■ 作業内容 ■
「出典文章」を2文で要約すると、どうなりますか？

■ 出典文章 ■
+-------+

時計もオーバーホールから帰ってきたことですし、まだ点数評価もしていなかったので、これを機会にしてみようと思う。
時計のスペック等はこちらを参照のこと。
- デザイン 16/20pt
LVMH傘下になる前のZENITHのデザインは野暮ったくてダサいと感じる人が少なからず居るのだが(特にLVMH傘下後のZENITHの時計を使われている方など)、このRainbow Flybackのデザインは視認性が高く、各針の役割がわかりやすくて非常に良いと思う。ONで使用するのは抵抗があるが、OFFで使用するにはいいデザインだと思う。Rainbow Flybackにはカラーダイヤルではないモデルもあるので、ONでも使いたいのならば、そちらを選ぶことをお奨めする。 - ムーブメント 14/15pt
やはり、El Primeroのハイビート振動はいい。このモデルは比較的「チッチッチッ」という機械式ならではの音が比較的大きく、耳に近づけるだけでその音を十分に堪能できる。クロノグラフをONにした際のクロノ針の動きは、スプリングドライブにはかなわないにしても、かなりのスムース運針である。精度、パワーリザーブについても全く問題ないレベルである。 - 機能 13/15pt
フライバック機構付きの3カウンタークロノグラフで、テレメーターが見返し部分に付いている。クロノグラフの駆動、停止、リセット、フライバックともにプッシュボタンを押したときの感触が、所持しているクロノグラフの中、最も優れていると思う。両回転ベゼルを装備。クイックチェンジ機構付き日付、100m防水(ねじ込みしきリューズではない)。クロノグラフ機構を持つ時計としては十分な機能を持っていると思う。 - 視認性 14/15pt針が多いが、色を変えるなどの工夫をしているので意外と時間は読み取りやすい。特に時分針は根元が文字盤と同色にされており、インダイヤルの視認性を高めている。また、インデックスの数字以外にも積算計などのインダイアルにも夜光が塗られており、暗所でも積算計を確認できる数少ないモデルである(私の所持しているものはだいぶトリチウム夜光が弱ってきているが)。さらに、風防の両面に無反射コーティングがされており、反射によって時間が読みづらくなることも無い。

+-------+

■ 提供データ ■
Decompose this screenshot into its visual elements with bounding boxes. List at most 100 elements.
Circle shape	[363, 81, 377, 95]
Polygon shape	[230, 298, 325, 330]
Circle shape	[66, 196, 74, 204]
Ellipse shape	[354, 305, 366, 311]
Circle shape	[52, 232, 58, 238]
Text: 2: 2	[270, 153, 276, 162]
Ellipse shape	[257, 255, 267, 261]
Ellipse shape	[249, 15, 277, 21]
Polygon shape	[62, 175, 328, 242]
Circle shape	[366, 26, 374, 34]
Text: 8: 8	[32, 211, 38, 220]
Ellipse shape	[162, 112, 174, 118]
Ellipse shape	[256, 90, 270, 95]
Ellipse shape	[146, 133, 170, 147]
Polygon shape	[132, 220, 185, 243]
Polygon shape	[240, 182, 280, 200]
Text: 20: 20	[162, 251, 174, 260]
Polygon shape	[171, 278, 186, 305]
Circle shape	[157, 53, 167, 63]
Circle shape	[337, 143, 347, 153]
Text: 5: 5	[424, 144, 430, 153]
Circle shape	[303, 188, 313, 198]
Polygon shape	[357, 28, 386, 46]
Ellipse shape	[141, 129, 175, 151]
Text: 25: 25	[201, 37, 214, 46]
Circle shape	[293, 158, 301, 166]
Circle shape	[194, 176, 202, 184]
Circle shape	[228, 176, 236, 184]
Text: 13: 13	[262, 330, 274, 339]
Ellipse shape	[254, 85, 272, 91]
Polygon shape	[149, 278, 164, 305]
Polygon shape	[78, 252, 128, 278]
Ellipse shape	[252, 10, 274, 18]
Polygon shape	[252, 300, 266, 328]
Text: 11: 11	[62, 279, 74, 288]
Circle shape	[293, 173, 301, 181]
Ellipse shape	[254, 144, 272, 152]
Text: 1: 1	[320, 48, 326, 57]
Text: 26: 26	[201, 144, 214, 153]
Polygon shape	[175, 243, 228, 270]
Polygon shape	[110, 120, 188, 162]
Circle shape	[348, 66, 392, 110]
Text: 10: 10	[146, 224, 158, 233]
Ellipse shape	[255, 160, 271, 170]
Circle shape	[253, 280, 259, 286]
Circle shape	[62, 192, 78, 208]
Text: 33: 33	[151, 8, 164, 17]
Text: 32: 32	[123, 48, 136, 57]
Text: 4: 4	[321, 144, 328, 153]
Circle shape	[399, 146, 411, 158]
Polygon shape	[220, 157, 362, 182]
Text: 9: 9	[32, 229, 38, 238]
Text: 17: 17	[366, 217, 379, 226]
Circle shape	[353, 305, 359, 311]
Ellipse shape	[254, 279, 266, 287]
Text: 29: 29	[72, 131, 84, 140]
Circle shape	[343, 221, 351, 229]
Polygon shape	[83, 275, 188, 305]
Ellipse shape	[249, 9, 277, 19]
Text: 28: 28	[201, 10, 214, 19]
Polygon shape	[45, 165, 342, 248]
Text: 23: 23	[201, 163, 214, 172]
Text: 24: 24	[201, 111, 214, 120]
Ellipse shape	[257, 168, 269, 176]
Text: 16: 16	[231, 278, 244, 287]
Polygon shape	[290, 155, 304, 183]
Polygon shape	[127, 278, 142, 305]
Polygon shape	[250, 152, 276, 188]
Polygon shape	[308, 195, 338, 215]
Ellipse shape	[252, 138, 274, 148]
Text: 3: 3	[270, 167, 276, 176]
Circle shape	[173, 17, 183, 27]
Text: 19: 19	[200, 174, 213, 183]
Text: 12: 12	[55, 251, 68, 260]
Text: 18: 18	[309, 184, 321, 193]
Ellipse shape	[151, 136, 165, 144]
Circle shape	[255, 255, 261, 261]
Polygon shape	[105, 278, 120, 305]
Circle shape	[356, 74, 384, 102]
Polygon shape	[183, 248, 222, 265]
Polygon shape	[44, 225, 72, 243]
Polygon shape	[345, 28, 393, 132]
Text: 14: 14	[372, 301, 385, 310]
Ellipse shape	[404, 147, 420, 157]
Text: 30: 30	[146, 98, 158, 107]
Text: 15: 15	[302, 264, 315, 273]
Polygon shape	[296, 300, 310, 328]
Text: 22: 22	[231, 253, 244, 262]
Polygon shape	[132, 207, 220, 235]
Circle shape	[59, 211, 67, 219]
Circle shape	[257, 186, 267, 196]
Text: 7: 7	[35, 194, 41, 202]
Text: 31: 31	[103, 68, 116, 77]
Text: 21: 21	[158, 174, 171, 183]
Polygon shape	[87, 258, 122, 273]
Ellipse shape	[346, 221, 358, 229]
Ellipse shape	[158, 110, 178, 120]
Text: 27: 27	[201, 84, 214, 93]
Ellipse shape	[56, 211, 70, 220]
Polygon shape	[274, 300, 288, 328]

+-------+

■ 出力結果 ■
オーバーホールから戻ったZENITHのRainbow Flybackを点数評価しており、デザインは16/20pt、ムーブメントは14/15pt、機能は13/15pt、視認性は14/15ptとされている。El Primeroのハイビート振動、プッシュボタンの感触、色分けされた針や夜光、風防両面の無反射コーティングが高く評価される一方、カラーダイヤルのデザインはONで使うには抵抗があるとされている。